Data records:
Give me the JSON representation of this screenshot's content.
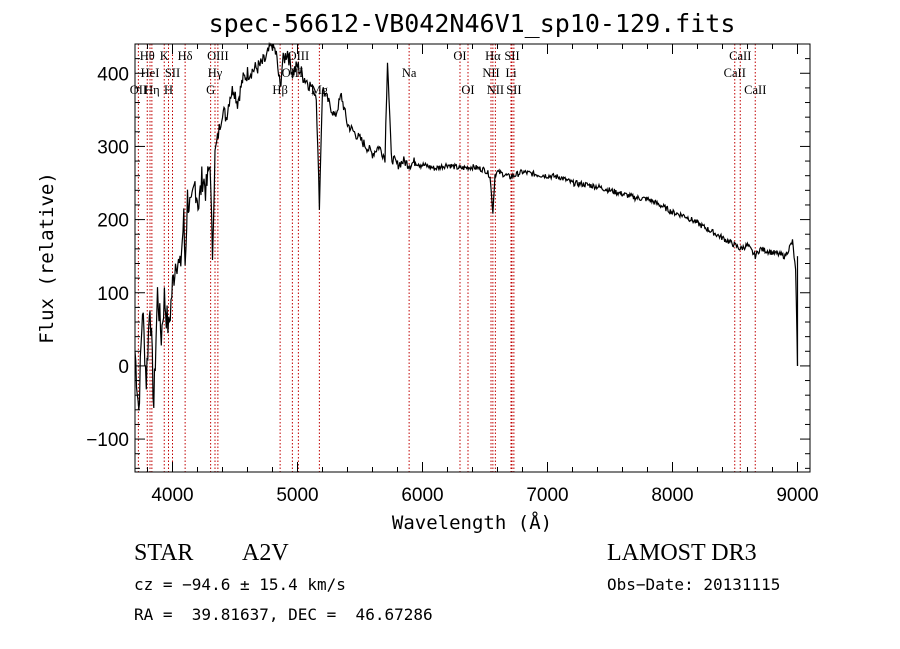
{
  "chart_data": {
    "type": "line",
    "title": "spec-56612-VB042N46V1_sp10-129.fits",
    "xlabel": "Wavelength (Å)",
    "ylabel": "Flux (relative)",
    "xlim": [
      3700,
      9100
    ],
    "ylim": [
      -145,
      440
    ],
    "x_ticks": [
      4000,
      5000,
      6000,
      7000,
      8000,
      9000
    ],
    "y_ticks": [
      -100,
      0,
      100,
      200,
      300,
      400
    ],
    "line_color": "#c00000",
    "series": [
      {
        "name": "flux",
        "x": [
          3700,
          3730,
          3760,
          3790,
          3820,
          3850,
          3880,
          3910,
          3935,
          3950,
          3970,
          4000,
          4030,
          4060,
          4090,
          4101,
          4120,
          4150,
          4180,
          4210,
          4240,
          4270,
          4300,
          4320,
          4340,
          4360,
          4380,
          4400,
          4430,
          4460,
          4490,
          4520,
          4560,
          4600,
          4650,
          4700,
          4750,
          4780,
          4800,
          4830,
          4861,
          4880,
          4920,
          4960,
          5000,
          5050,
          5100,
          5150,
          5175,
          5200,
          5250,
          5300,
          5350,
          5400,
          5450,
          5500,
          5550,
          5600,
          5650,
          5700,
          5720,
          5750,
          5800,
          5850,
          5893,
          5950,
          6000,
          6100,
          6200,
          6300,
          6400,
          6500,
          6540,
          6563,
          6580,
          6600,
          6650,
          6700,
          6800,
          6900,
          7000,
          7100,
          7200,
          7300,
          7400,
          7500,
          7600,
          7700,
          7800,
          7900,
          8000,
          8100,
          8200,
          8300,
          8400,
          8500,
          8542,
          8600,
          8662,
          8700,
          8800,
          8900,
          8960,
          8985,
          9000
        ],
        "y": [
          20,
          -60,
          80,
          -20,
          90,
          -55,
          100,
          40,
          95,
          70,
          50,
          110,
          150,
          130,
          200,
          140,
          230,
          210,
          250,
          220,
          260,
          240,
          280,
          150,
          290,
          310,
          330,
          350,
          340,
          370,
          380,
          360,
          390,
          400,
          405,
          410,
          420,
          435,
          440,
          425,
          380,
          415,
          430,
          400,
          410,
          395,
          385,
          370,
          220,
          380,
          360,
          340,
          370,
          330,
          320,
          310,
          300,
          290,
          300,
          285,
          420,
          285,
          275,
          280,
          275,
          280,
          275,
          270,
          275,
          270,
          272,
          268,
          260,
          210,
          262,
          265,
          262,
          258,
          265,
          262,
          260,
          258,
          250,
          248,
          245,
          240,
          235,
          230,
          228,
          220,
          210,
          205,
          195,
          185,
          175,
          165,
          160,
          165,
          150,
          160,
          155,
          150,
          170,
          130,
          0
        ]
      }
    ],
    "spectral_lines": [
      {
        "name": "Hθ",
        "wavelength": 3798,
        "row": 0
      },
      {
        "name": "OII",
        "wavelength": 3727,
        "row": 2
      },
      {
        "name": "HeI",
        "wavelength": 3820,
        "row": 1
      },
      {
        "name": "Hη",
        "wavelength": 3835,
        "row": 2
      },
      {
        "name": "K",
        "wavelength": 3934,
        "row": 0
      },
      {
        "name": "SII",
        "wavelength": 4000,
        "row": 1
      },
      {
        "name": "H",
        "wavelength": 3968,
        "row": 2
      },
      {
        "name": "Hδ",
        "wavelength": 4101,
        "row": 0
      },
      {
        "name": "OIII",
        "wavelength": 4363,
        "row": 0
      },
      {
        "name": "Hγ",
        "wavelength": 4340,
        "row": 1
      },
      {
        "name": "G",
        "wavelength": 4305,
        "row": 2
      },
      {
        "name": "Hβ",
        "wavelength": 4861,
        "row": 2
      },
      {
        "name": "OIII",
        "wavelength": 5007,
        "row": 0
      },
      {
        "name": "OIII",
        "wavelength": 4959,
        "row": 1
      },
      {
        "name": "Mg",
        "wavelength": 5175,
        "row": 2
      },
      {
        "name": "Na",
        "wavelength": 5893,
        "row": 1
      },
      {
        "name": "OI",
        "wavelength": 6300,
        "row": 0
      },
      {
        "name": "OI",
        "wavelength": 6364,
        "row": 2
      },
      {
        "name": "Hα",
        "wavelength": 6563,
        "row": 0
      },
      {
        "name": "NII",
        "wavelength": 6548,
        "row": 1
      },
      {
        "name": "NII",
        "wavelength": 6583,
        "row": 2
      },
      {
        "name": "SII",
        "wavelength": 6716,
        "row": 0
      },
      {
        "name": "Li",
        "wavelength": 6708,
        "row": 1
      },
      {
        "name": "SII",
        "wavelength": 6731,
        "row": 2
      },
      {
        "name": "CaII",
        "wavelength": 8542,
        "row": 0
      },
      {
        "name": "CaII",
        "wavelength": 8498,
        "row": 1
      },
      {
        "name": "CaII",
        "wavelength": 8662,
        "row": 2
      }
    ]
  },
  "info": {
    "object_class": "STAR",
    "subclass": "A2V",
    "survey": "LAMOST DR3",
    "cz": "cz = −94.6 ± 15.4 km/s",
    "obs_date": "Obs−Date: 20131115",
    "coords": "RA =  39.81637, DEC =  46.67286"
  }
}
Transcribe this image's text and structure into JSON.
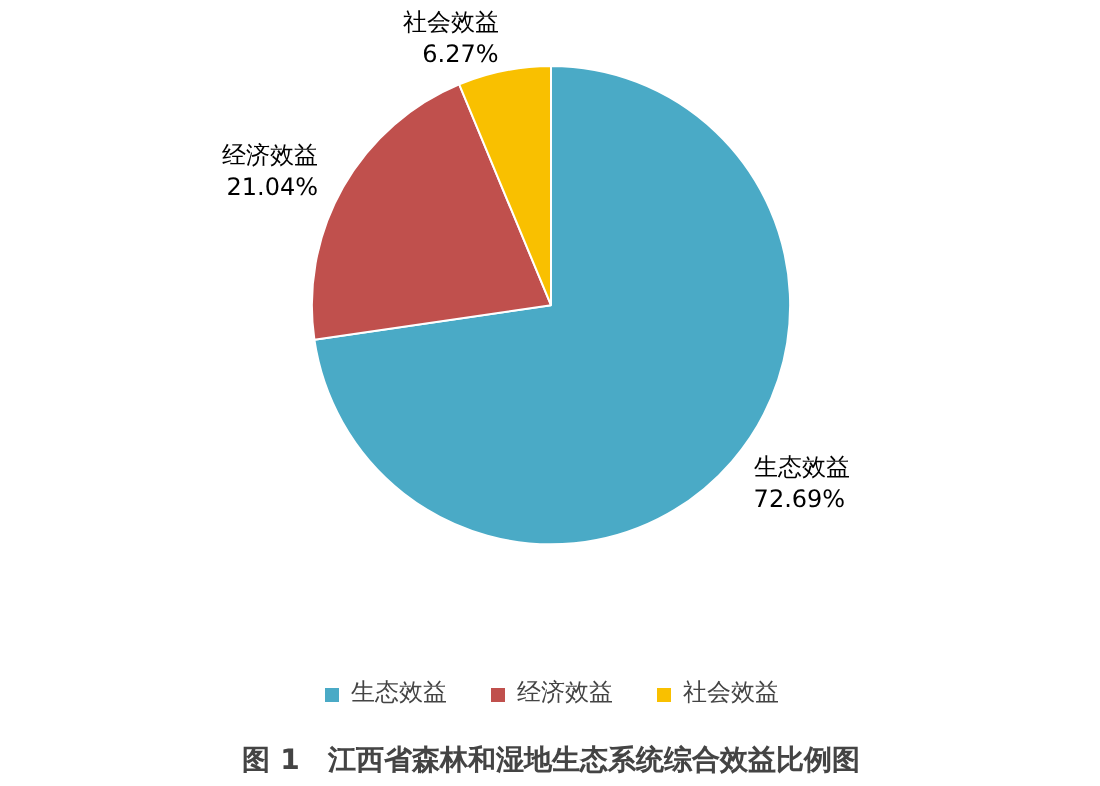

**What the task requires:**
Transcribe the material exactly, leaving every picture out.

**Written answer:**
Give me the JSON representation of this screenshot's content.
{
  "chart_data": {
    "type": "line",
    "title": "spec-56612-VB042N46V1_sp10-129.fits",
    "xlabel": "Wavelength (Å)",
    "ylabel": "Flux (relative)",
    "xlim": [
      3700,
      9100
    ],
    "ylim": [
      -145,
      440
    ],
    "x_ticks": [
      4000,
      5000,
      6000,
      7000,
      8000,
      9000
    ],
    "y_ticks": [
      -100,
      0,
      100,
      200,
      300,
      400
    ],
    "line_color": "#c00000",
    "series": [
      {
        "name": "flux",
        "x": [
          3700,
          3730,
          3760,
          3790,
          3820,
          3850,
          3880,
          3910,
          3935,
          3950,
          3970,
          4000,
          4030,
          4060,
          4090,
          4101,
          4120,
          4150,
          4180,
          4210,
          4240,
          4270,
          4300,
          4320,
          4340,
          4360,
          4380,
          4400,
          4430,
          4460,
          4490,
          4520,
          4560,
          4600,
          4650,
          4700,
          4750,
          4780,
          4800,
          4830,
          4861,
          4880,
          4920,
          4960,
          5000,
          5050,
          5100,
          5150,
          5175,
          5200,
          5250,
          5300,
          5350,
          5400,
          5450,
          5500,
          5550,
          5600,
          5650,
          5700,
          5720,
          5750,
          5800,
          5850,
          5893,
          5950,
          6000,
          6100,
          6200,
          6300,
          6400,
          6500,
          6540,
          6563,
          6580,
          6600,
          6650,
          6700,
          6800,
          6900,
          7000,
          7100,
          7200,
          7300,
          7400,
          7500,
          7600,
          7700,
          7800,
          7900,
          8000,
          8100,
          8200,
          8300,
          8400,
          8500,
          8542,
          8600,
          8662,
          8700,
          8800,
          8900,
          8960,
          8985,
          9000
        ],
        "y": [
          20,
          -60,
          80,
          -20,
          90,
          -55,
          100,
          40,
          95,
          70,
          50,
          110,
          150,
          130,
          200,
          140,
          230,
          210,
          250,
          220,
          260,
          240,
          280,
          150,
          290,
          310,
          330,
          350,
          340,
          370,
          380,
          360,
          390,
          400,
          405,
          410,
          420,
          435,
          440,
          425,
          380,
          415,
          430,
          400,
          410,
          395,
          385,
          370,
          220,
          380,
          360,
          340,
          370,
          330,
          320,
          310,
          300,
          290,
          300,
          285,
          420,
          285,
          275,
          280,
          275,
          280,
          275,
          270,
          275,
          270,
          272,
          268,
          260,
          210,
          262,
          265,
          262,
          258,
          265,
          262,
          260,
          258,
          250,
          248,
          245,
          240,
          235,
          230,
          228,
          220,
          210,
          205,
          195,
          185,
          175,
          165,
          160,
          165,
          150,
          160,
          155,
          150,
          170,
          130,
          0
        ]
      }
    ],
    "spectral_lines": [
      {
        "name": "Hθ",
        "wavelength": 3798,
        "row": 0
      },
      {
        "name": "OII",
        "wavelength": 3727,
        "row": 2
      },
      {
        "name": "HeI",
        "wavelength": 3820,
        "row": 1
      },
      {
        "name": "Hη",
        "wavelength": 3835,
        "row": 2
      },
      {
        "name": "K",
        "wavelength": 3934,
        "row": 0
      },
      {
        "name": "SII",
        "wavelength": 4000,
        "row": 1
      },
      {
        "name": "H",
        "wavelength": 3968,
        "row": 2
      },
      {
        "name": "Hδ",
        "wavelength": 4101,
        "row": 0
      },
      {
        "name": "OIII",
        "wavelength": 4363,
        "row": 0
      },
      {
        "name": "Hγ",
        "wavelength": 4340,
        "row": 1
      },
      {
        "name": "G",
        "wavelength": 4305,
        "row": 2
      },
      {
        "name": "Hβ",
        "wavelength": 4861,
        "row": 2
      },
      {
        "name": "OIII",
        "wavelength": 5007,
        "row": 0
      },
      {
        "name": "OIII",
        "wavelength": 4959,
        "row": 1
      },
      {
        "name": "Mg",
        "wavelength": 5175,
        "row": 2
      },
      {
        "name": "Na",
        "wavelength": 5893,
        "row": 1
      },
      {
        "name": "OI",
        "wavelength": 6300,
        "row": 0
      },
      {
        "name": "OI",
        "wavelength": 6364,
        "row": 2
      },
      {
        "name": "Hα",
        "wavelength": 6563,
        "row": 0
      },
      {
        "name": "NII",
        "wavelength": 6548,
        "row": 1
      },
      {
        "name": "NII",
        "wavelength": 6583,
        "row": 2
      },
      {
        "name": "SII",
        "wavelength": 6716,
        "row": 0
      },
      {
        "name": "Li",
        "wavelength": 6708,
        "row": 1
      },
      {
        "name": "SII",
        "wavelength": 6731,
        "row": 2
      },
      {
        "name": "CaII",
        "wavelength": 8542,
        "row": 0
      },
      {
        "name": "CaII",
        "wavelength": 8498,
        "row": 1
      },
      {
        "name": "CaII",
        "wavelength": 8662,
        "row": 2
      }
    ]
  },
  "info": {
    "object_class": "STAR",
    "subclass": "A2V",
    "survey": "LAMOST DR3",
    "cz": "cz = −94.6 ± 15.4 km/s",
    "obs_date": "Obs−Date: 20131115",
    "coords": "RA =  39.81637, DEC =  46.67286"
  }
}
Transcribe this image's text and structure into JSON.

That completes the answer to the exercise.